Required work: Copy the records below exactly, from the line containing "Convert this document image to plain text." through the last line, and leave out every picture.

Dataset rows:
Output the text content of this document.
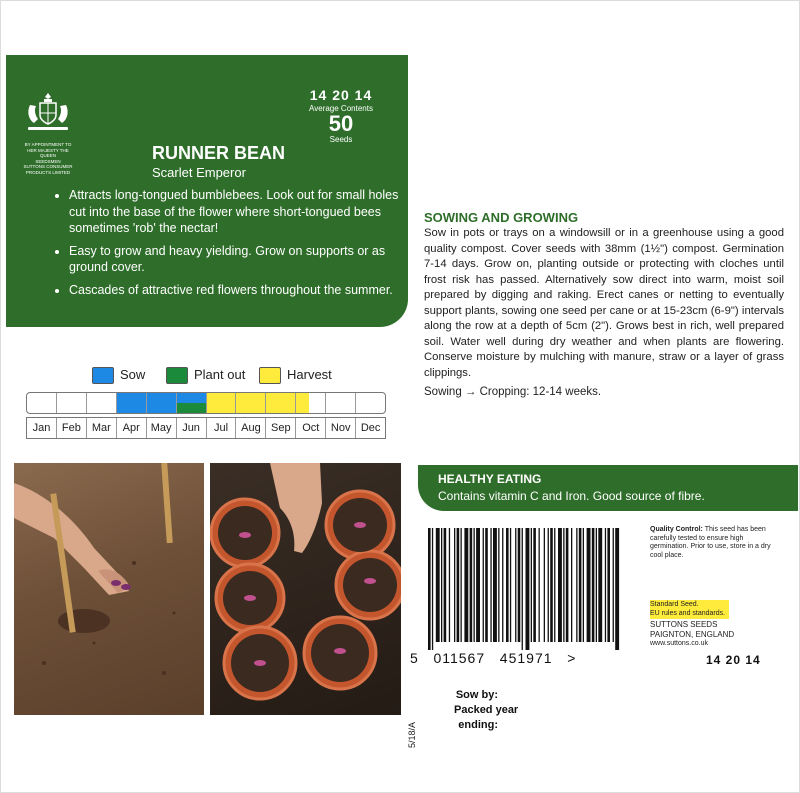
BY APPOINTMENT TO
HER MAJESTY THE QUEEN
SEEDSMEN
SUTTONS CONSUMER
PRODUCTS LIMITED
14 20 14
Average Contents
50
Seeds
RUNNER BEAN
Scarlet Emperor
• Attracts long-tongued bumblebees. Look out for small holes cut into the base of the flower where short-tongued bees sometimes 'rob' the nectar!
• Easy to grow and heavy yielding. Grow on supports or as ground cover.
• Cascades of attractive red flowers throughout the summer.
Sow	Plant out	Harvest
Jan	Feb Mar	Apr May Jun	Jul	Aug Sep	Oct	Nov Dec
SOWING AND GROWING
Sow in pots or trays on a windowsill or in a greenhouse using a good quality compost. Cover seeds with 38mm (1½") compost. Germination 7-14 days. Grow on, planting outside or protecting with cloches until frost risk has passed. Alternatively sow direct into warm, moist soil prepared by digging and raking. Erect canes or netting to eventually support plants, sowing one seed per cane or at 15-23cm (6-9") intervals along the row at a depth of 5cm (2"). Grows best in rich, well prepared soil. Water well during dry weather and when plants are flowering. Conserve moisture by mulching with manure, straw or a layer of grass clippings.
Sowing → Cropping: 12-14 weeks.
HEALTHY EATING
Contains vitamin C and Iron. Good source of fibre.
5   011567   451971   >
Quality Control: This seed has been carefully tested to ensure high germination. Prior to use, store in a dry cool place.
Standard Seed.
EU rules and standards.
SUTTONS SEEDS
PAIGNTON, ENGLAND
www.suttons.co.uk
14 20 14
5/18/A
Sow by:
Packed year
ending:
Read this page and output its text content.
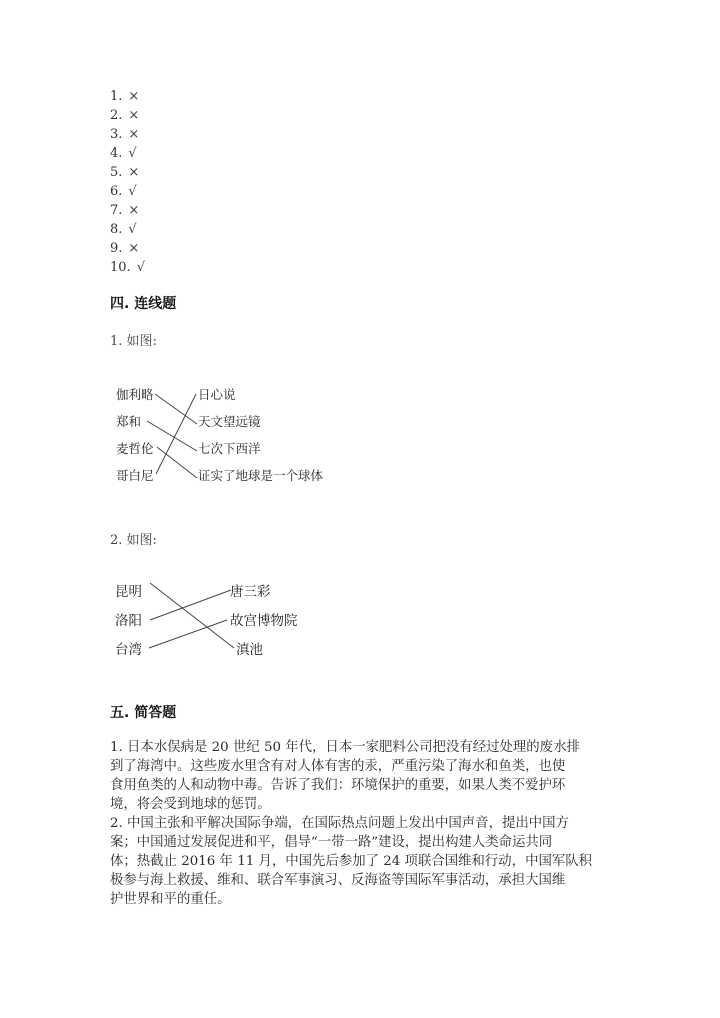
1. ×
2. ×
3. ×
4. √
5. ×
6. √
7. ×
8. √
9. ×
10. √
四. 连线题
1. 如图:
伽利略
郑和
麦哲伦
哥白尼
日心说
天文望远镜
七次下西洋
证实了地球是一个球体
2. 如图:
昆明
洛阳
台湾
唐三彩
故宫博物院
滇池
五. 简答题
1. 日本水俣病是 20 世纪 50 年代，日本一家肥料公司把没有经过处理的废水排
到了海湾中。这些废水里含有对人体有害的汞，严重污染了海水和鱼类，也使
食用鱼类的人和动物中毒。告诉了我们：环境保护的重要，如果人类不爱护环
境，将会受到地球的惩罚。
2. 中国主张和平解决国际争端，在国际热点问题上发出中国声音，提出中国方
案；中国通过发展促进和平，倡导“一带一路”建设，提出构建人类命运共同
体；热截止 2016 年 11 月，中国先后参加了 24 项联合国维和行动，中国军队积
极参与海上救援、维和、联合军事演习、反海盗等国际军事活动，承担大国维
护世界和平的重任。
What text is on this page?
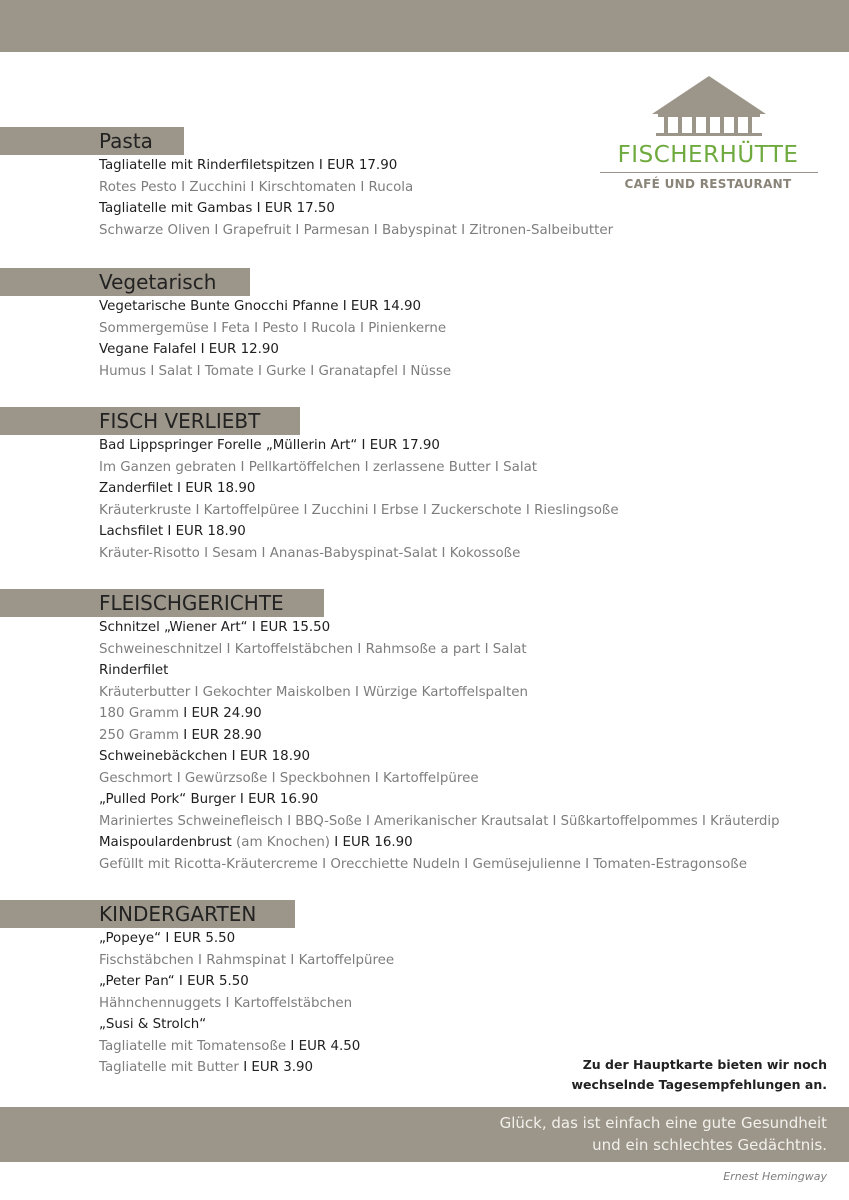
FISCHERHÜTTE
CAFÉ UND RESTAURANT
Pasta
Tagliatelle mit Rinderfiletspitzen I EUR 17.90
Rotes Pesto I Zucchini I Kirschtomaten I Rucola
Tagliatelle mit Gambas I EUR 17.50
Schwarze Oliven I Grapefruit I Parmesan I Babyspinat I Zitronen-Salbeibutter
Vegetarisch
Vegetarische Bunte Gnocchi Pfanne I EUR 14.90
Sommergemüse I Feta I Pesto I Rucola I Pinienkerne
Vegane Falafel I EUR 12.90
Humus I Salat I Tomate I Gurke I Granatapfel I Nüsse
FISCH VERLIEBT
Bad Lippspringer Forelle „Müllerin Art“ I EUR 17.90
Im Ganzen gebraten I Pellkartöffelchen I zerlassene Butter I Salat
Zanderfilet I EUR 18.90
Kräuterkruste I Kartoffelpüree I Zucchini I Erbse I Zuckerschote I Rieslingsoße
Lachsfilet I EUR 18.90
Kräuter-Risotto I Sesam I Ananas-Babyspinat-Salat I Kokossoße
FLEISCHGERICHTE
Schnitzel „Wiener Art“ I EUR 15.50
Schweineschnitzel I Kartoffelstäbchen I Rahmsoße a part I Salat
Rinderfilet
Kräuterbutter I Gekochter Maiskolben I Würzige Kartoffelspalten
180 Gramm I EUR 24.90
250 Gramm I EUR 28.90
Schweinebäckchen I EUR 18.90
Geschmort I Gewürzsoße I Speckbohnen I Kartoffelpüree
„Pulled Pork“ Burger I EUR 16.90
Mariniertes Schweinefleisch I BBQ-Soße I Amerikanischer Krautsalat I Süßkartoffelpommes I Kräuterdip
Maispoulardenbrust (am Knochen) I EUR 16.90
Gefüllt mit Ricotta-Kräutercreme I Orecchiette Nudeln I Gemüsejulienne I Tomaten-Estragonsoße
KINDERGARTEN
„Popeye“ I EUR 5.50
Fischstäbchen I Rahmspinat I Kartoffelpüree
„Peter Pan“ I EUR 5.50
Hähnchennuggets I Kartoffelstäbchen
„Susi & Strolch“
Tagliatelle mit Tomatensoße I EUR 4.50
Tagliatelle mit Butter I EUR 3.90	Zu der Hauptkarte bieten wir noch
wechselnde Tagesempfehlungen an.
Glück, das ist einfach eine gute Gesundheit
und ein schlechtes Gedächtnis.
Ernest Hemingway
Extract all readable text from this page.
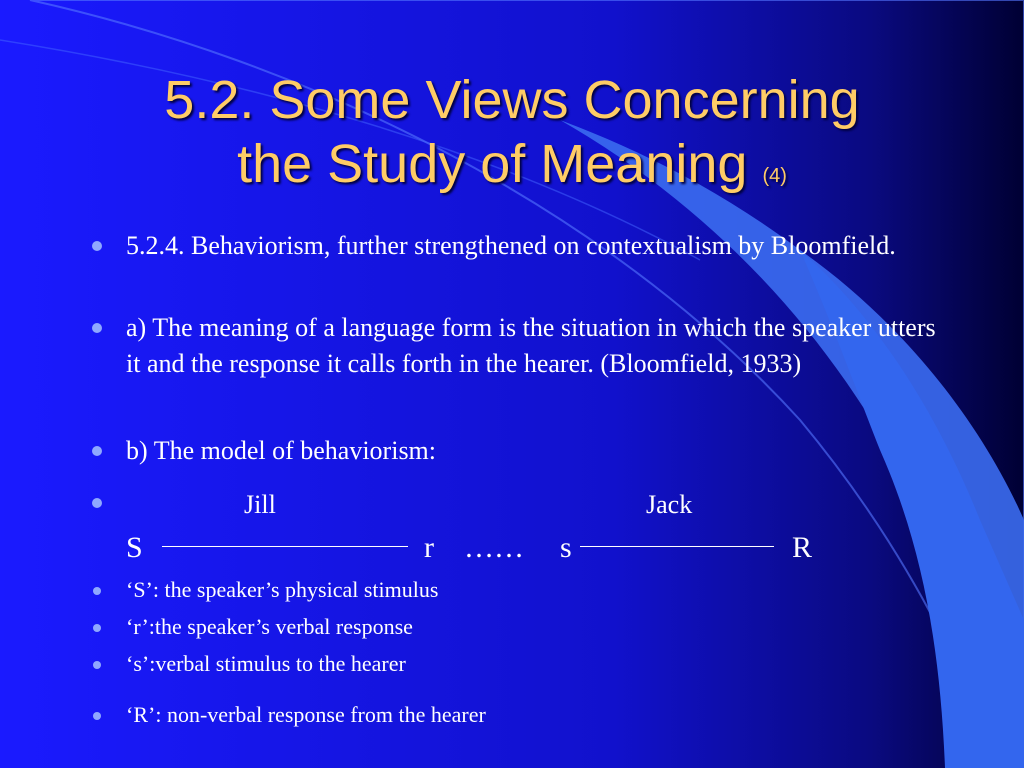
5.2. Some Views Concerning
the Study of Meaning (4)
5.2.4. Behaviorism, further strengthened on contextualism by Bloomfield.
a) The meaning of a language form is the situation in which the speaker utters it and the response it calls forth in the hearer. (Bloomfield, 1933)
b) The model of behaviorism:
Jill	Jack
S	r …… s	R
‘S’: the speaker’s physical stimulus
‘r’:the speaker’s verbal response
‘s’:verbal stimulus to the hearer
‘R’: non-verbal response from the hearer
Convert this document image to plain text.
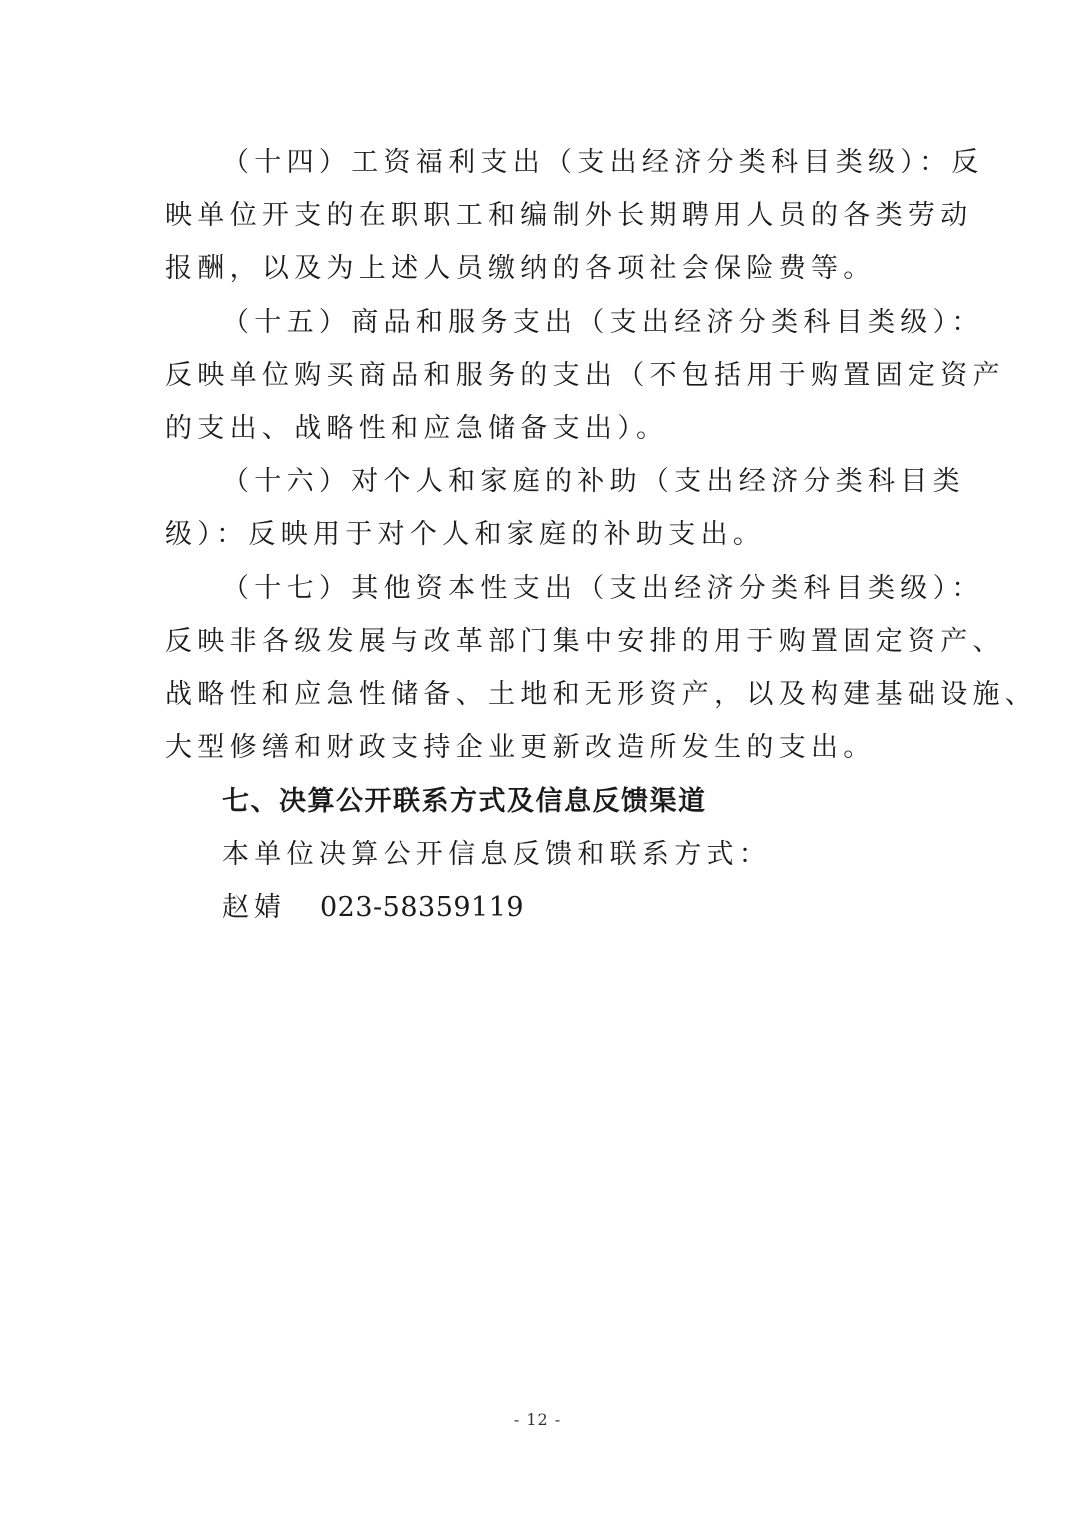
（十四）工资福利支出（支出经济分类科目类级）：反
映单位开支的在职职工和编制外长期聘用人员的各类劳动
报酬，以及为上述人员缴纳的各项社会保险费等。
（十五）商品和服务支出（支出经济分类科目类级）：
反映单位购买商品和服务的支出（不包括用于购置固定资产
的支出、战略性和应急储备支出）。
（十六）对个人和家庭的补助（支出经济分类科目类
级）：反映用于对个人和家庭的补助支出。
（十七）其他资本性支出（支出经济分类科目类级）：
反映非各级发展与改革部门集中安排的用于购置固定资产、
战略性和应急性储备、土地和无形资产，以及构建基础设施、
大型修缮和财政支持企业更新改造所发生的支出。
七、决算公开联系方式及信息反馈渠道
本单位决算公开信息反馈和联系方式：
赵婧 023-58359119
- 12 -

Written solution:
Convert this document image to plain text.
（十四）工资福利支出（支出经济分类科目类级）：反
映单位开支的在职职工和编制外长期聘用人员的各类劳动
报酬，以及为上述人员缴纳的各项社会保险费等。
（十五）商品和服务支出（支出经济分类科目类级）：
反映单位购买商品和服务的支出（不包括用于购置固定资产
的支出、战略性和应急储备支出）。
（十六）对个人和家庭的补助（支出经济分类科目类
级）：反映用于对个人和家庭的补助支出。
（十七）其他资本性支出（支出经济分类科目类级）：
反映非各级发展与改革部门集中安排的用于购置固定资产、
战略性和应急性储备、土地和无形资产，以及构建基础设施、
大型修缮和财政支持企业更新改造所发生的支出。
七、决算公开联系方式及信息反馈渠道
本单位决算公开信息反馈和联系方式：
赵婧 023-58359119
- 12 -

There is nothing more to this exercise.